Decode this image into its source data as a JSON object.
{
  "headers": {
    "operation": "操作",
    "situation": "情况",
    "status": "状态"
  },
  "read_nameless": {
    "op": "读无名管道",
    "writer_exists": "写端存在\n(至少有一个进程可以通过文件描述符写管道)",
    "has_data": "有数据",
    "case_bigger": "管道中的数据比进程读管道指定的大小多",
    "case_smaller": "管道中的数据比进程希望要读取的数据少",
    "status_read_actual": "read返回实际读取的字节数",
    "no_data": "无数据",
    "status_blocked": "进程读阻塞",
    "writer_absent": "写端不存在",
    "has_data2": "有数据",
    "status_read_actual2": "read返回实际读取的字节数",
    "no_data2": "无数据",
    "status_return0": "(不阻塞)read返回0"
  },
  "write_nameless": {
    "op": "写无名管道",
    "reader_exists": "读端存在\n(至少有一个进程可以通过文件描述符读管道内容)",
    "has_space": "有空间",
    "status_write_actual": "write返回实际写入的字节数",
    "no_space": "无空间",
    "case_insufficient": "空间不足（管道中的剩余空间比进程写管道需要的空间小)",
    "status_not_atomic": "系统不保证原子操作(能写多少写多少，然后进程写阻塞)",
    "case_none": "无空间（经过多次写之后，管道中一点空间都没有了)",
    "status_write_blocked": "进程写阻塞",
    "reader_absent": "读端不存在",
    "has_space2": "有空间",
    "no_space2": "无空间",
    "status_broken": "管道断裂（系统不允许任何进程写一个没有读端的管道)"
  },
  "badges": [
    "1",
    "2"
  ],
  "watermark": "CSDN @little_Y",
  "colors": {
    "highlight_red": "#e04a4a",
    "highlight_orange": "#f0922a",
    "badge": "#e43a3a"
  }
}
########################################
- [Task instructions] Print the complete listing again, exactly as it stands.

- [Result]
Decode this image into its source data as a JSON object.
{
  "headers": {
    "operation": "操作",
    "situation": "情况",
    "status": "状态"
  },
  "read_nameless": {
    "op": "读无名管道",
    "writer_exists": "写端存在\n(至少有一个进程可以通过文件描述符写管道)",
    "has_data": "有数据",
    "case_bigger": "管道中的数据比进程读管道指定的大小多",
    "case_smaller": "管道中的数据比进程希望要读取的数据少",
    "status_read_actual": "read返回实际读取的字节数",
    "no_data": "无数据",
    "status_blocked": "进程读阻塞",
    "writer_absent": "写端不存在",
    "has_data2": "有数据",
    "status_read_actual2": "read返回实际读取的字节数",
    "no_data2": "无数据",
    "status_return0": "(不阻塞)read返回0"
  },
  "write_nameless": {
    "op": "写无名管道",
    "reader_exists": "读端存在\n(至少有一个进程可以通过文件描述符读管道内容)",
    "has_space": "有空间",
    "status_write_actual": "write返回实际写入的字节数",
    "no_space": "无空间",
    "case_insufficient": "空间不足（管道中的剩余空间比进程写管道需要的空间小)",
    "status_not_atomic": "系统不保证原子操作(能写多少写多少，然后进程写阻塞)",
    "case_none": "无空间（经过多次写之后，管道中一点空间都没有了)",
    "status_write_blocked": "进程写阻塞",
    "reader_absent": "读端不存在",
    "has_space2": "有空间",
    "no_space2": "无空间",
    "status_broken": "管道断裂（系统不允许任何进程写一个没有读端的管道)"
  },
  "badges": [
    "1",
    "2"
  ],
  "watermark": "CSDN @little_Y",
  "colors": {
    "highlight_red": "#e04a4a",
    "highlight_orange": "#f0922a",
    "badge": "#e43a3a"
  }
}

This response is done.